• WHAT YOU ARE ASKED TO DO
Give back every line exactly as it appears, pictures excluded.

----- MATERIAL FOR THIS EXERCISE -----

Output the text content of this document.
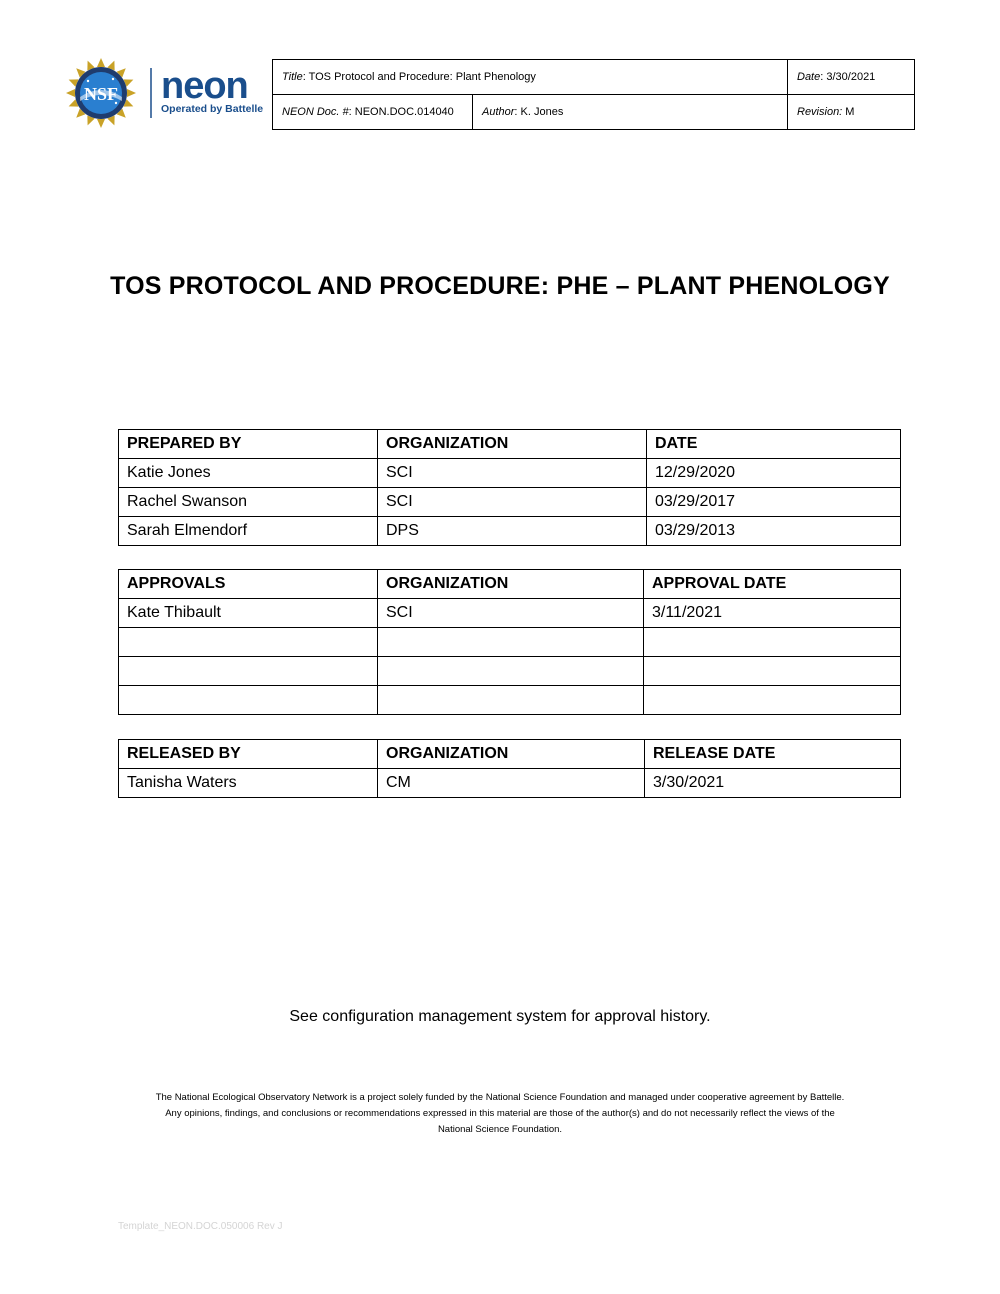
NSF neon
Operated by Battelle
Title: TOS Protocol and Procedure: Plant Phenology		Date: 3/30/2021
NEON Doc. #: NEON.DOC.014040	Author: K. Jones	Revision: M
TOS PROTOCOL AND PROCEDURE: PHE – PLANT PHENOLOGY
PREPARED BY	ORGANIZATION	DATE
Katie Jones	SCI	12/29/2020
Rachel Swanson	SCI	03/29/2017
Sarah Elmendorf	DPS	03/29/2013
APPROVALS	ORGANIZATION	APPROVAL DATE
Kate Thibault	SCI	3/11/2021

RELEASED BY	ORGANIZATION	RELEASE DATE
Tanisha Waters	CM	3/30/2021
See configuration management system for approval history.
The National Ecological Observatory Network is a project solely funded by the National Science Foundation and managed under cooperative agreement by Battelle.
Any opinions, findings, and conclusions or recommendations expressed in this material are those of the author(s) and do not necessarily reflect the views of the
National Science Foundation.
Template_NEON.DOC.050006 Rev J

-----

• SOLUTION TO THIS TASK
Output the text content of this document.
NSF neon
Operated by Battelle
Title: TOS Protocol and Procedure: Plant Phenology		Date: 3/30/2021
NEON Doc. #: NEON.DOC.014040	Author: K. Jones	Revision: M
TOS PROTOCOL AND PROCEDURE: PHE – PLANT PHENOLOGY
PREPARED BY	ORGANIZATION	DATE
Katie Jones	SCI	12/29/2020
Rachel Swanson	SCI	03/29/2017
Sarah Elmendorf	DPS	03/29/2013
APPROVALS	ORGANIZATION	APPROVAL DATE
Kate Thibault	SCI	3/11/2021

RELEASED BY	ORGANIZATION	RELEASE DATE
Tanisha Waters	CM	3/30/2021
See configuration management system for approval history.
The National Ecological Observatory Network is a project solely funded by the National Science Foundation and managed under cooperative agreement by Battelle.
Any opinions, findings, and conclusions or recommendations expressed in this material are those of the author(s) and do not necessarily reflect the views of the
National Science Foundation.
Template_NEON.DOC.050006 Rev J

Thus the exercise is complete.